Task to complete: In the listing below, find every line containing "value" and copy it out.

::: Information provided :::

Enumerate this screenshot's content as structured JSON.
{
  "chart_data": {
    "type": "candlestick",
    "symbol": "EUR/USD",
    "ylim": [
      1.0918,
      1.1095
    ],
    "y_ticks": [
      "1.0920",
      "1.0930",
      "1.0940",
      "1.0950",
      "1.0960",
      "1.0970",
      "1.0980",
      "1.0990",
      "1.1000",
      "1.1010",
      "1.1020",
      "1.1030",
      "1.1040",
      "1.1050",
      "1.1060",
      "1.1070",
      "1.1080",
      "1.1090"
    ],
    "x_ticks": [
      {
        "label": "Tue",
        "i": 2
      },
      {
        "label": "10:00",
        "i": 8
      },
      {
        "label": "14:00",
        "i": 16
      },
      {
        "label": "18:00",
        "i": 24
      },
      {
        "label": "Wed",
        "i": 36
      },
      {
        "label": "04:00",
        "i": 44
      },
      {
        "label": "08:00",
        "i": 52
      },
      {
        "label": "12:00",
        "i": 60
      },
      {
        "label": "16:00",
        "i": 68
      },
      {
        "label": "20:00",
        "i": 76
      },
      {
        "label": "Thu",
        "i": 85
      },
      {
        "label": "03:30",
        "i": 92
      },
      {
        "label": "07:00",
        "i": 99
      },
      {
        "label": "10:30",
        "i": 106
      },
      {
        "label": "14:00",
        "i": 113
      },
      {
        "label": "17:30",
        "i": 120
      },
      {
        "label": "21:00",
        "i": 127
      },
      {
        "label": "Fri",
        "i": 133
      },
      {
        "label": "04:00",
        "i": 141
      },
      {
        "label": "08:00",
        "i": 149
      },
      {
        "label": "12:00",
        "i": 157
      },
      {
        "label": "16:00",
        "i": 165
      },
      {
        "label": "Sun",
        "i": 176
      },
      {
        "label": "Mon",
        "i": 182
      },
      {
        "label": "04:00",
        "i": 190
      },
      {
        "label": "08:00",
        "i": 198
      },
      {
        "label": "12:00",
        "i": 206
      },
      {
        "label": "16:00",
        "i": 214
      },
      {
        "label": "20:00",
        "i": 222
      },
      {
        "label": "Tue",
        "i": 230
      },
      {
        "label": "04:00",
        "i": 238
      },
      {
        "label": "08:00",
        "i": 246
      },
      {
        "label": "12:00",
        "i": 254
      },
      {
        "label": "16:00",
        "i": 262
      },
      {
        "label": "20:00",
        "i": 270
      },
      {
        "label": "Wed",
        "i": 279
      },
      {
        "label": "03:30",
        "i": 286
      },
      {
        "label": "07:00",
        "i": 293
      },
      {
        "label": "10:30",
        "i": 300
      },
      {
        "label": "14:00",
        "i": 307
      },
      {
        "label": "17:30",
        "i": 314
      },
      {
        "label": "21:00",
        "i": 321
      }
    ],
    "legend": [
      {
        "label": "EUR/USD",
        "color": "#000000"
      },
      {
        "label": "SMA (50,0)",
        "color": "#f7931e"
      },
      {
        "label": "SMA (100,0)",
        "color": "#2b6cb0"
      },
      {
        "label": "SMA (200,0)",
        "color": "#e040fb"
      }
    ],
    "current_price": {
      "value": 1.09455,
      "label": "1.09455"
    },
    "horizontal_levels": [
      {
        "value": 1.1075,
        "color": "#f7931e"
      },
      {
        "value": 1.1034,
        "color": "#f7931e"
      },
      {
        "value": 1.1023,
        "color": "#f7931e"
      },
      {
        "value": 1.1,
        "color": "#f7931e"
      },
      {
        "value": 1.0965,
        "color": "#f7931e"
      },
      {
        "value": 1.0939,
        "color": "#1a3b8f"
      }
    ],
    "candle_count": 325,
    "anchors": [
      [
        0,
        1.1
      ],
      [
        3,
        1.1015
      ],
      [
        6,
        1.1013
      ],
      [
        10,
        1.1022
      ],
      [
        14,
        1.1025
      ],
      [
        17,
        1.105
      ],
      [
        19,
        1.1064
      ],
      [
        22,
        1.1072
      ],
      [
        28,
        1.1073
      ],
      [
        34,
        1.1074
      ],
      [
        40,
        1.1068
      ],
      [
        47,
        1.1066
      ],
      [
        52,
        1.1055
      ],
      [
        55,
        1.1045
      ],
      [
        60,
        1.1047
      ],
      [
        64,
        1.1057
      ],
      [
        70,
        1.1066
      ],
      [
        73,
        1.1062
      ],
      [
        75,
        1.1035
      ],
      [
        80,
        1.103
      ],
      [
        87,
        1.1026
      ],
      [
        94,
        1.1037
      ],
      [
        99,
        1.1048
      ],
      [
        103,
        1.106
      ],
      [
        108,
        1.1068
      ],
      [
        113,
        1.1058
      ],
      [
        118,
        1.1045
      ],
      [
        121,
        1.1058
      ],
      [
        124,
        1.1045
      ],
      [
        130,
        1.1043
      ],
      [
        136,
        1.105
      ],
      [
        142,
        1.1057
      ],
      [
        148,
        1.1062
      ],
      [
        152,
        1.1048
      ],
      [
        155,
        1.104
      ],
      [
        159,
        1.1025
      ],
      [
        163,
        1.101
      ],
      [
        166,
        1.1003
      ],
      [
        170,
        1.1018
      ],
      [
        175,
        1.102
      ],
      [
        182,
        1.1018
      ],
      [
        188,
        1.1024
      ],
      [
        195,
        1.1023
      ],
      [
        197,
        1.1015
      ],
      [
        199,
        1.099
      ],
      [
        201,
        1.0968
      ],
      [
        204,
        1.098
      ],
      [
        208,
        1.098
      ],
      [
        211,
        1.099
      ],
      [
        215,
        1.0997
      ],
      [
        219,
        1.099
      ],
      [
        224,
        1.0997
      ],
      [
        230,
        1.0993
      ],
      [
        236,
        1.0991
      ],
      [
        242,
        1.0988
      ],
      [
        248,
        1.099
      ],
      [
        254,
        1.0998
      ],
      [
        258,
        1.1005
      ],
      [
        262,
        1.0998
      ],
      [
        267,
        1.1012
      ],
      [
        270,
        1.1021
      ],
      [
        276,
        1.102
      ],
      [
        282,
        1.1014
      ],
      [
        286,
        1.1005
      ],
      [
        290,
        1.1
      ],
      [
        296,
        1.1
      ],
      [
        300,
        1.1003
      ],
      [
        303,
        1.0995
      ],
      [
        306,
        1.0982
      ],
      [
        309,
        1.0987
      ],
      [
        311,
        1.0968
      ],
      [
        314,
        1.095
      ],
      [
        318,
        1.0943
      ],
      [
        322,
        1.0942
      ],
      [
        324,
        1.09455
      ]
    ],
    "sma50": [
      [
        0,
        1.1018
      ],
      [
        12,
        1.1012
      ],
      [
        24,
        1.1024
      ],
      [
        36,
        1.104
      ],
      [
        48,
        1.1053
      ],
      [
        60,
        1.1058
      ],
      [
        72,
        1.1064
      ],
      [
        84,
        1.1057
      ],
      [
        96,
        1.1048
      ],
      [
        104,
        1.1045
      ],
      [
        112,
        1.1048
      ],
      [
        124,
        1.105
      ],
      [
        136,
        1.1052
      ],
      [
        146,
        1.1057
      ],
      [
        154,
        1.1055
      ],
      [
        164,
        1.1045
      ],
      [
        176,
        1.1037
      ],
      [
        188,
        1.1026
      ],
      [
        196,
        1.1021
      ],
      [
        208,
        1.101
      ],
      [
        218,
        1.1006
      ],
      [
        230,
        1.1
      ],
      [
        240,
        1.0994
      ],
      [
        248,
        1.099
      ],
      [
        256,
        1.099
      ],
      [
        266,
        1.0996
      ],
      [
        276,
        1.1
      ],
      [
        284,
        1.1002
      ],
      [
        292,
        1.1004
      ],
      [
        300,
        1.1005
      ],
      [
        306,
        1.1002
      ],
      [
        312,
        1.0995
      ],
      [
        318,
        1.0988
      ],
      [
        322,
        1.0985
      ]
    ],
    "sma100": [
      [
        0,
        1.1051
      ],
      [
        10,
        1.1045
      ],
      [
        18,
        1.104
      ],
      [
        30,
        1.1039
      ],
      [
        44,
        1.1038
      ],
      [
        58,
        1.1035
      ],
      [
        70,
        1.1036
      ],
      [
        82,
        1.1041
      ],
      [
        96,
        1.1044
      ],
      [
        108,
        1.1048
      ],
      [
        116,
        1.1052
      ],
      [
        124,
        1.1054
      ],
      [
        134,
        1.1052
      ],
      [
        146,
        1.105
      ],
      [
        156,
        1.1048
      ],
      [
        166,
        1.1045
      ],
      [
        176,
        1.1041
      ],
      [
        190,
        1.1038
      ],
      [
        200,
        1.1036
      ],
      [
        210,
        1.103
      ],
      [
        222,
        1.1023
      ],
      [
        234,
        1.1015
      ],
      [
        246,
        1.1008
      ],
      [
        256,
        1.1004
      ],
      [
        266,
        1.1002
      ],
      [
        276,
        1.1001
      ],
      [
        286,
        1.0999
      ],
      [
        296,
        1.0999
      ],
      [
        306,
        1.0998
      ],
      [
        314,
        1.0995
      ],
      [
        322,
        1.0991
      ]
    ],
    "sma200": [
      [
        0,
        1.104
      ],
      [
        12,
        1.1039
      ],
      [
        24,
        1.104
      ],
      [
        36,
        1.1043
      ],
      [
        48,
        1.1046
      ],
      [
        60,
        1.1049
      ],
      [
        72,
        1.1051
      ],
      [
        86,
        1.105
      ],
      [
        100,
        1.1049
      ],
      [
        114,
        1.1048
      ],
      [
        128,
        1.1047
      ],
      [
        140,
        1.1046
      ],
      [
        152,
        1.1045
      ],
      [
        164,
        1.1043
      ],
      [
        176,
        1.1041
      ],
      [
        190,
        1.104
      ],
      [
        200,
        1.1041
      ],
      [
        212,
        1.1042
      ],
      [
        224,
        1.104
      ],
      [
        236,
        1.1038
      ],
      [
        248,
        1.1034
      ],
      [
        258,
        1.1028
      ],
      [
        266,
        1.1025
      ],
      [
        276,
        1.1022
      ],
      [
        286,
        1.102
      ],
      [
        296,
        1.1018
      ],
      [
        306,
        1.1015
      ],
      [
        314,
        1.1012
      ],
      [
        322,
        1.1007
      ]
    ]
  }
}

:::

The response:
      "value": 1.09455,
        "value": 1.1075,
        "value": 1.1034,
        "value": 1.1023,
        "value": 1.1,
        "value": 1.0965,
        "value": 1.0939,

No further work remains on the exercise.